BRIEF – Each line of the data must reappear exactly in your answer, with no images included.

*** Opening of RECORD SET ***

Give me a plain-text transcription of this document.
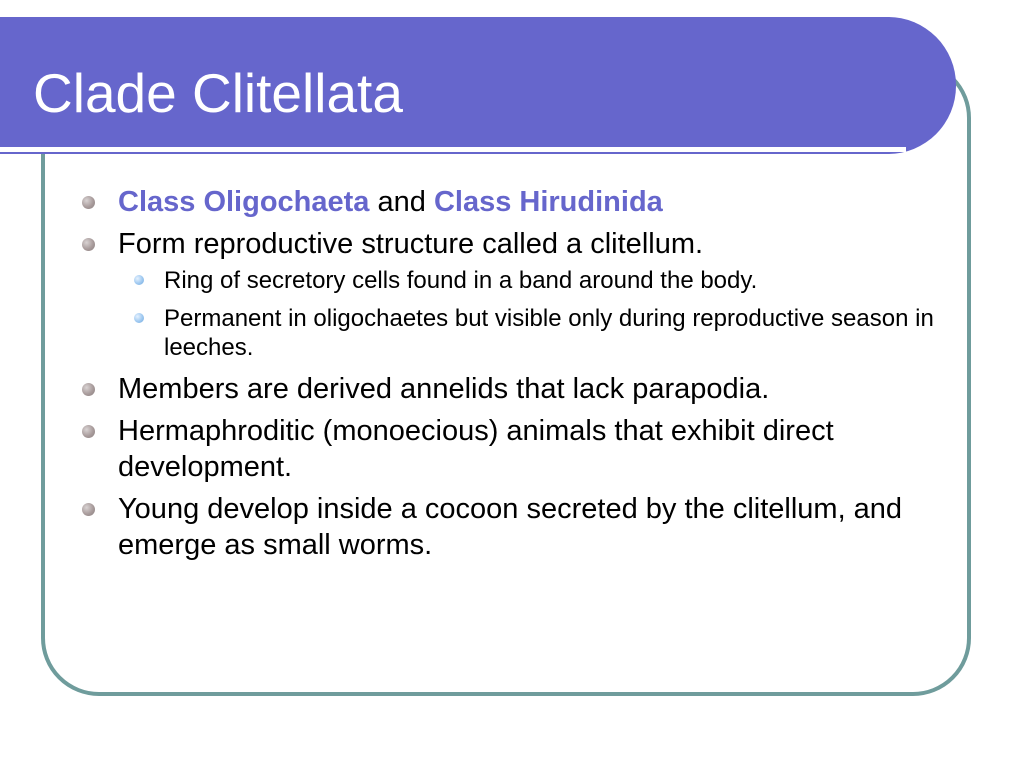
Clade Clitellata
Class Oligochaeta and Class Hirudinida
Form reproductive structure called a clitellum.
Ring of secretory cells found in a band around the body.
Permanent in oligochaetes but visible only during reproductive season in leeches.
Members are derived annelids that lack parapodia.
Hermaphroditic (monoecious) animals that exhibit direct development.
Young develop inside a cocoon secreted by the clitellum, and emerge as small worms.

*** Close of RECORD SET ***

REPLY –
Give me a plain-text transcription of this document.
Clade Clitellata
Class Oligochaeta and Class Hirudinida
Form reproductive structure called a clitellum.
Ring of secretory cells found in a band around the body.
Permanent in oligochaetes but visible only during reproductive season in leeches.
Members are derived annelids that lack parapodia.
Hermaphroditic (monoecious) animals that exhibit direct development.
Young develop inside a cocoon secreted by the clitellum, and emerge as small worms.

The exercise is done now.